● **PROBLEMS TO WORK ON**:
a - In the forum thread on ControSoil and shrimp additives, switch "rock" to "stone" and give the passage from "I do feel that" up to and including "from the rock.".
b - Resume the forum thread on ControSoil and shrimp additives, starting right after its last line.

● **EXCERPTED PASSAGE**:
------------------------------------------------

# Controsoil and Shrimp Additives



## ch3fb0yrdee (Oct 2, 2008)

How come you opted to buy ControSoil instead of ADA AS Amazonia if you intentions were to grow plants and keep CRS? I haven’t had experience with ControSoil but I plan on buying and trying it out in the near future. From what I am able to gather, ControSoil is a dedicated Shrimp Substrate, no? As such is true, if you plan on doing a combination of shrimp raising and plant growing, it would sound like ADA AS Amazonia be the ideal choice substrate over ControSoil, not saying ControSoil cannot grow plants. It just figure it not ideal for plants + shrimps. I figure ControSoil is fine to grow moss, and if moss is what you meant by to say, then suppose ControSoil will work.

I would go with manufacturing recommendations of what to use with and without if you plan on using a substrate and anything. If they advise to not add anything extra, it may be wise to follow the instructions and not do so. Additionally, your tank will naturally build organic humic acids substrates as the tank mature. This is how the tank will maintain its natural buffering ability over extended periods of time.

From my personal experience with shrimp keeping, I never found the use of “Mineral Rocks” beneficial. I’ve never been able to discern if they work or did not work. I know others may have different opinion on the matter and as such I recommend you only take what I say with a grain of salt. Luckily, mineral rocks are relatively cheap and as such doesn’t hurt to buy and add to the tank (hurt the bank).

I do feel that your mineralizers should the sufficient calcium shrimps will need (most mineralizers consists mainly of Ca + Mg) so the only real benefit would be the “other minerals” obtained from the rock. 

Regardless, do update us on what you decided on. Love to see the tank once it’s setup.


----------



## DETAquarium (May 7, 2014)

Great thread. I actually am setting up two new shrimp tanks within the next week and a half using Controsoil, and another new substrate on the market. I definitely don't want to hi-jack your thread but I would like to put my two cents in once I get everything situated, if you dont mind.

Thanks!


----------



## ch3fb0yrdee (Oct 2, 2008)

Great to have you hear DET. The Planted Tank has been looking deserted as of late so your presence is greatly received. Please chime in. OP's original post would indicate this be an advice seeking thread. Chime right on in.


----------



## Amyers22 (Oct 26, 2014)

ch3fb0yrdee said:


> How come you opted to buy ControSoil instead of ADA AS Amazonia if you intentions were to grow plants and keep CRS? I haven’t had experience with ControSoil but I plan on buying and trying it out in the near future. From what I am able to gather, ControSoil is a dedicated Shrimp Substrate, no? As such is true, if you plan on doing a combination of shrimp raising and plant growing, it would sound like ADA AS Amazonia be the ideal choice substrate over ControSoil, not saying ControSoil cannot grow plants. It just figure it not ideal for plants + shrimps. I figure ControSoil is fine to grow moss, and if moss is what you meant by to say, then suppose ControSoil will work.
> 
> I would go with manufacturing recommendations of what to use with and without if you plan on using a substrate and anything. If they advise to not add anything extra, it may be wise to follow the instructions and not do so. Additionally, your tank will naturally build organic humic acids substrates as the tank mature. This is how the tank will maintain its natural buffering ability over extended periods of time.

------------------------------------------------

● **INFORMATION GIVEN**:
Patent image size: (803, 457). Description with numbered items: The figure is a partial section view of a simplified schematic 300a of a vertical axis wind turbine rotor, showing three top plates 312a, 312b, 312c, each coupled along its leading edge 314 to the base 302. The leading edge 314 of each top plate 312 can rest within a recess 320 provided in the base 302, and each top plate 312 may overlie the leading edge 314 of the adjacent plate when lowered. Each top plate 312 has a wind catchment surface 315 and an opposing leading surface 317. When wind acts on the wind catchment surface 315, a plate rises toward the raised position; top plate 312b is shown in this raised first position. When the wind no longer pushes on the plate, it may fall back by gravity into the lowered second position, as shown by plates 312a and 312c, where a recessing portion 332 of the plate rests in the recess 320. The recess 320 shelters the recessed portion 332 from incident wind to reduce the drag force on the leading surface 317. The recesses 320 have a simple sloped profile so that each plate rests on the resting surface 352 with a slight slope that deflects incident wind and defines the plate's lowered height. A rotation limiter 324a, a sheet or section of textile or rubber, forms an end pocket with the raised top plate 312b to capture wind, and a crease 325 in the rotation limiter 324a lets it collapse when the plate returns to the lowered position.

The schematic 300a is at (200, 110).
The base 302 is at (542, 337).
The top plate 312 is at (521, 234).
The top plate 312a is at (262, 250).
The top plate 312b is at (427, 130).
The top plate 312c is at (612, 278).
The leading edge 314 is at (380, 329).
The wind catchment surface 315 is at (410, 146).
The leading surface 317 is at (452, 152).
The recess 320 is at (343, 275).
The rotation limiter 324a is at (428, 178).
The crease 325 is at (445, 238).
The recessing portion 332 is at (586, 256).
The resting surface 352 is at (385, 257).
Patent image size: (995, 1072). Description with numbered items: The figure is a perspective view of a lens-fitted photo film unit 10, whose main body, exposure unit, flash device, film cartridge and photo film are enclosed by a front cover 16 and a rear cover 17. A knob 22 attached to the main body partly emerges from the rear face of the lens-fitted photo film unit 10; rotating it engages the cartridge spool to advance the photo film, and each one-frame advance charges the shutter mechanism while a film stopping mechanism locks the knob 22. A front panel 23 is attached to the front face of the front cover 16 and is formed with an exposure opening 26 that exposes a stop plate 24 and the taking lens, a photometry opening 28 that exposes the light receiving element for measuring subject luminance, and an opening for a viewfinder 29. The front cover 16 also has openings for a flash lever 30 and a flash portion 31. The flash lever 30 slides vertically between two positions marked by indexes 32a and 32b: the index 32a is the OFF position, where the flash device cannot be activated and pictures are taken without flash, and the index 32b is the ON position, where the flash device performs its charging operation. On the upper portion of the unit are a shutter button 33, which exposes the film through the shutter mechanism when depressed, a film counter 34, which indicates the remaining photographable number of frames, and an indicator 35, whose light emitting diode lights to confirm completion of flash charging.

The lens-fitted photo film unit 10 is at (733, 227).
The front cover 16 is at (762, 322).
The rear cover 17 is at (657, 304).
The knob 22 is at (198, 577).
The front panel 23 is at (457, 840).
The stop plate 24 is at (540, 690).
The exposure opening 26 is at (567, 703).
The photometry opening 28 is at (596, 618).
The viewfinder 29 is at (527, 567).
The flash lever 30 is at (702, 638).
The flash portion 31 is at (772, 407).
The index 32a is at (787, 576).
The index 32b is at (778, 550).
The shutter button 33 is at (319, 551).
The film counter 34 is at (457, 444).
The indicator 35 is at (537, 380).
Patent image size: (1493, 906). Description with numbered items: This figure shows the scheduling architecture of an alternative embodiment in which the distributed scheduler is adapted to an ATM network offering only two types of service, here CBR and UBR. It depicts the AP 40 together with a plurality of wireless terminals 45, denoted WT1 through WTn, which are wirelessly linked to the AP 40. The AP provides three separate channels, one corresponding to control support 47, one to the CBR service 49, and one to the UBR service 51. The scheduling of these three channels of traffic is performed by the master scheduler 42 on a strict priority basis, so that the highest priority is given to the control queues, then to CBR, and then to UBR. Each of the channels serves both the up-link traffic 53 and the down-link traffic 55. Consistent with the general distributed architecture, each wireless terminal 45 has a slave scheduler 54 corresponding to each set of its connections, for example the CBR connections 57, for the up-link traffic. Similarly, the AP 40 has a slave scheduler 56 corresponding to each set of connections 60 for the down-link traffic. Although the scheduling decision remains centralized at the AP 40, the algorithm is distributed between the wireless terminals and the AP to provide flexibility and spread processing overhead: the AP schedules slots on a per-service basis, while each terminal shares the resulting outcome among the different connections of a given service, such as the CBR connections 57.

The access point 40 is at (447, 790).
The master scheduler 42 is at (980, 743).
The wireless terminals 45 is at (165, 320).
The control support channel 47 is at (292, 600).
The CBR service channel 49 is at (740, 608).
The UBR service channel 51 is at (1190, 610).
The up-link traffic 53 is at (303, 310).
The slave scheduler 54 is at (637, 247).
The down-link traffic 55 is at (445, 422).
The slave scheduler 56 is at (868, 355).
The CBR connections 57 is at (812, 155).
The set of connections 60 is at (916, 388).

------------------------------------------------

● **ANSWERS IN ORDER**:
a -
I do feel that your mineralizers should the sufficient calcium shrimps will need (most mineralizers consists mainly of Ca + Mg) so the only real benefit would be the “other minerals” obtained from the stone.

b -
> 
> ...


I did a lot of research before choosing this substrate. I read many reviews and checked out a lot of forums to see what others had to say. As far as I have read people seem to have really nice plant growth. Many people have chosen this substrate and not had shrimp. I would like to keep both so I thought this would be perfect. I have read from some people that it only takes two weeks to cycle as it doesn't leech ammonia. I have also read that it does leech ammonia, but only in small amounts and still takes little time to cycle. I haven't used ADA before, but read that it takes a long time to cycle and leeches a lot of ammonia. I really like the look of Controsoil and size options. I got Fine 3mm. For the sake of cycling time, benefits of the soil, and cost I went with Controsoil. I hope to have good results! 

Bump:


DETAquarium said:


> Great thread. I actually am setting up two new shrimp tanks within the next week and a half using Controsoil, and another new substrate on the market. I definitely don't want to hi-jack your thread but I would like to put my two cents in once I get everything situated, if you dont mind.
> 
> Thanks!


I don't mind at all


----------



## AquaDean (Nov 20, 2009)

I just set up a 20 long with Controsoil for a CRS tank. My set up is a DIY under substrate filter made of PVC pipe with thin slits cut into it. This goes into a Eheim canister filter then a heater module before going back into the tank through a spray bar. I set everything up added the Controsoil dry and filled the tank. I seeded the filter with a sponge from an established tanks filter. A little cloudy at first but nothing like ADA substrates. Cleared overnight and on day two measured the parameters. The pH was 6 and has stayed there ever since. Ammonia was off the scale high, nitrates and nitrites were pretty much 0. I did a 90% water change on day two and all future measurements have been pH 6, Ammonia, nitrates, nitrites all have been 0. No other ammonia spike after the first water change. It probably did help a bunch to have seeded the filter with ah established sponge. 
I added shrimp at the end of the first week and have not suffered any losses. The tank has been running now for just under 3 months and I've been doing weekly 20% water changes. I like this soil


----------



## greenteam (Feb 8, 2012)

Why do you do such a large weekly WC on a shrimp tank?


----------



## Amyers22 (Oct 26, 2014)

It's doesn't have everything I want in it yet. I went ahead and stuck some plants in there to help with cycling. As you can see I'm waiting for my cholla logs to sink. They will be positioned on the right side of the tank. More pics to come when I get all my goodies in place. I laid plastic over the top of the substrate and then placed a plate on the plastic and then a bowl on the plate and slowly poured water in. It has been crystal clear throughout the whole setup. I'm very pleased with the look of this substrate !


----------



## Amyers22 (Oct 26, 2014)

The first picture uploaded blurry. Hopefully this one won't.


----------



## Julianzh (Jul 28, 2011)

ch3fb0yrdee said:


> How come you opted to buy ControSoil instead of ADA AS Amazonia if you intentions were to grow plants and keep CRS? I haven’t had experience with ControSoil but I plan on buying and trying it out in the near future. From what I am able to gather, ControSoil is a dedicated Shrimp Substrate, no? As such is true, if you plan on doing a combination of shrimp raising and plant growing, it would sound like ADA AS Amazonia be the ideal choice substrate over ControSoil, not saying ControSoil cannot grow plants. It just figure it not ideal for plants + shrimps. I figure ControSoil is fine to grow moss, and if moss is what you meant by to say, then suppose ControSoil will work.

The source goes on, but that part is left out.